===== Items

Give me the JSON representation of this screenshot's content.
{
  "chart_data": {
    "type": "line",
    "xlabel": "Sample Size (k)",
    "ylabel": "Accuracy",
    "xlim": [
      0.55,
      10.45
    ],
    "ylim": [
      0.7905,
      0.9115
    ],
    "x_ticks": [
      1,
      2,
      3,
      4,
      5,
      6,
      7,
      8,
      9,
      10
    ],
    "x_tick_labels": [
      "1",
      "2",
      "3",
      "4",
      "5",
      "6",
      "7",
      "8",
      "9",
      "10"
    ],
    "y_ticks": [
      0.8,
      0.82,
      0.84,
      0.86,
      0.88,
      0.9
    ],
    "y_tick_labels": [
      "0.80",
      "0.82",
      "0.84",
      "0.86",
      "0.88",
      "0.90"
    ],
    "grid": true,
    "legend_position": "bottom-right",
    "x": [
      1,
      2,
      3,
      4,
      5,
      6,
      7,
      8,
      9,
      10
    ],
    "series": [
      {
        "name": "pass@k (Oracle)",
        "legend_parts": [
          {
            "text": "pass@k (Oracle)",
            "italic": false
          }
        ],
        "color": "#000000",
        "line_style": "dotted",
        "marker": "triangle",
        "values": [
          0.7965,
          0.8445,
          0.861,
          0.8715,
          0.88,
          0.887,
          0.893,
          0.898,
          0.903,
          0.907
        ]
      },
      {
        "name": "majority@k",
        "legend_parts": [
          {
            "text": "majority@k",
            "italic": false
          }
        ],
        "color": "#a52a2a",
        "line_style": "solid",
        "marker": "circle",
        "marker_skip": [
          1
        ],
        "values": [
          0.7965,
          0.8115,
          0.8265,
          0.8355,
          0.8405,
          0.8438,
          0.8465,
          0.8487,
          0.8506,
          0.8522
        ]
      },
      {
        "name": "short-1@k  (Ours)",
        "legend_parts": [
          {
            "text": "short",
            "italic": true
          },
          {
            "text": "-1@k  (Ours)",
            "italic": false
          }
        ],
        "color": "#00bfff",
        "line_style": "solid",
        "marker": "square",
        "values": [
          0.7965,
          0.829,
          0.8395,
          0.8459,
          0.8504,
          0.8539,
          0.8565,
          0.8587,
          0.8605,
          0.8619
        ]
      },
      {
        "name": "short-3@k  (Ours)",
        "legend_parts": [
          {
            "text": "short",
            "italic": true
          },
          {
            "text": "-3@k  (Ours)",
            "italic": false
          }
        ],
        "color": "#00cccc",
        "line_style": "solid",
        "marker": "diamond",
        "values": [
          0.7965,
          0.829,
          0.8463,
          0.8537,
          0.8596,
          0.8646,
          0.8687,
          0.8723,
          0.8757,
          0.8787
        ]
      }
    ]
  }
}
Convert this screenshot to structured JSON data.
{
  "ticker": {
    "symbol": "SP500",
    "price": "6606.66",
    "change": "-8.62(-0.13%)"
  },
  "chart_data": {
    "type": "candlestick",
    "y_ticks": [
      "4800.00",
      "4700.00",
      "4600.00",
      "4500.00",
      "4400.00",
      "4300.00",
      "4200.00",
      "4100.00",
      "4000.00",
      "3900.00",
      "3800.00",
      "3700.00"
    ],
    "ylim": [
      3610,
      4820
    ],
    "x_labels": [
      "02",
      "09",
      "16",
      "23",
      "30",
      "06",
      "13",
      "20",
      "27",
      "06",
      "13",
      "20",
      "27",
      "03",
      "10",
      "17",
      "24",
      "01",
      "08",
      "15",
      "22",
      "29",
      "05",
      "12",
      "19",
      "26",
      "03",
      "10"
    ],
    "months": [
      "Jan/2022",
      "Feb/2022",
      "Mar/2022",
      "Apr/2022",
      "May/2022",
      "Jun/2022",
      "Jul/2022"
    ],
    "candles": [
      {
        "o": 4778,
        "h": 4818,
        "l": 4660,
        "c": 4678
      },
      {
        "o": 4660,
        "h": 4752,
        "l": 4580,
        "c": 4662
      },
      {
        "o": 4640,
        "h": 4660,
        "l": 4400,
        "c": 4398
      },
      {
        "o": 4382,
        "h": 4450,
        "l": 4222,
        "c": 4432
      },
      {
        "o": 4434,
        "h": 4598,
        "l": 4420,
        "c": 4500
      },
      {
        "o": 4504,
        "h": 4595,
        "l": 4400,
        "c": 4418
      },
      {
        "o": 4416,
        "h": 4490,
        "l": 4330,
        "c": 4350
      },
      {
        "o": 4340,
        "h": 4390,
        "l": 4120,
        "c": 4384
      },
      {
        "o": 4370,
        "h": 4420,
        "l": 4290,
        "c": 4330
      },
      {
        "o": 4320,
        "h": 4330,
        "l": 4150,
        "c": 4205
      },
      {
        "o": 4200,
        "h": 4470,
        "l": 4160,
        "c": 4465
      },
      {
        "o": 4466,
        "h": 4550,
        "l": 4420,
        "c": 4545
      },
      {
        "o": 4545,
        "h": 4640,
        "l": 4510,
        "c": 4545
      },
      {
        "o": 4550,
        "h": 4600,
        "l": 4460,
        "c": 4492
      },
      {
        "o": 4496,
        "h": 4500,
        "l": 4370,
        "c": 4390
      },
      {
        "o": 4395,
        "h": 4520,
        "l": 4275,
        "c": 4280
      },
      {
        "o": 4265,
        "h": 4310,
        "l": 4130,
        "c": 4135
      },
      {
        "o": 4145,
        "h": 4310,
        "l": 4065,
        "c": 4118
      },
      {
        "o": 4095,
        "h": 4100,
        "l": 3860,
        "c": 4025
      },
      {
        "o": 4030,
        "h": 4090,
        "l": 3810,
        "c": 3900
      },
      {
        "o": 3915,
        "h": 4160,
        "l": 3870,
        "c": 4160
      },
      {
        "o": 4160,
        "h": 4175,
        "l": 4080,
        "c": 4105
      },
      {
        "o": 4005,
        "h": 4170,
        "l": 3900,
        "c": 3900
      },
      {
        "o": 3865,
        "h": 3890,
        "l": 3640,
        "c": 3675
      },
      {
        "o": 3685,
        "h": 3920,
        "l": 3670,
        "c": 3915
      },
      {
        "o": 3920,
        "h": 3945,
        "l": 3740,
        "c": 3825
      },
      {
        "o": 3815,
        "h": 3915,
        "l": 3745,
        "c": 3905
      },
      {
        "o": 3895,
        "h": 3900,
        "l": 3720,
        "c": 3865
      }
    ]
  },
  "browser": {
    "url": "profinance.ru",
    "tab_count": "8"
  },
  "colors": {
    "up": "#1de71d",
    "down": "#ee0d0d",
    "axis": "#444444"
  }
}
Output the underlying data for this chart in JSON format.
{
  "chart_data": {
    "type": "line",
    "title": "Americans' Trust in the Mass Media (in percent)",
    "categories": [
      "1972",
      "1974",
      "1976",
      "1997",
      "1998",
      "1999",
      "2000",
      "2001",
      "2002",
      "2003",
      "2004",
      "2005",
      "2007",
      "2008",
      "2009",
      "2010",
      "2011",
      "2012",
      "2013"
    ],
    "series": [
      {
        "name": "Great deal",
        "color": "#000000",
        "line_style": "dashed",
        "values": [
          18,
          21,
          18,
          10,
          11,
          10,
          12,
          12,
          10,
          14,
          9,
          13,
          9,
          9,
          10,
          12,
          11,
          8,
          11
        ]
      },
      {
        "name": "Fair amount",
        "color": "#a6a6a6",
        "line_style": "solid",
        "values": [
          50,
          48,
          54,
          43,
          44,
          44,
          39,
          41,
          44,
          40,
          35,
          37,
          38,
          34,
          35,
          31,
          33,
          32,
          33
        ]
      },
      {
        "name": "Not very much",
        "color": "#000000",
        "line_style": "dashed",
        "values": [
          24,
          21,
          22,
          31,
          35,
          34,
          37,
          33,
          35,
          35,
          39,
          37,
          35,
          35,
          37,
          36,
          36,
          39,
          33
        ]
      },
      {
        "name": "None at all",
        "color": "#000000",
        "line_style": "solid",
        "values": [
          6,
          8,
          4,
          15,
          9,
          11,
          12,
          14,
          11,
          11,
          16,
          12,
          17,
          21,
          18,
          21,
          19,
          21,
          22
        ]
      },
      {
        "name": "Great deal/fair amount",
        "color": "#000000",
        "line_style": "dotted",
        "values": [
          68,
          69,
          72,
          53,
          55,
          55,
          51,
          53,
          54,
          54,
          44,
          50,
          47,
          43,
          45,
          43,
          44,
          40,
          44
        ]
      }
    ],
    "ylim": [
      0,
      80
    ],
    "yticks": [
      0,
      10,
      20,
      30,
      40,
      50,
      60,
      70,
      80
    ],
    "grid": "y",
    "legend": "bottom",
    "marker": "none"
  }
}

==========

[Short exercise] Copy each line holding the word "deal" from the listing above.

[Written response]
        "name": "Great deal",
        "name": "Great deal/fair amount",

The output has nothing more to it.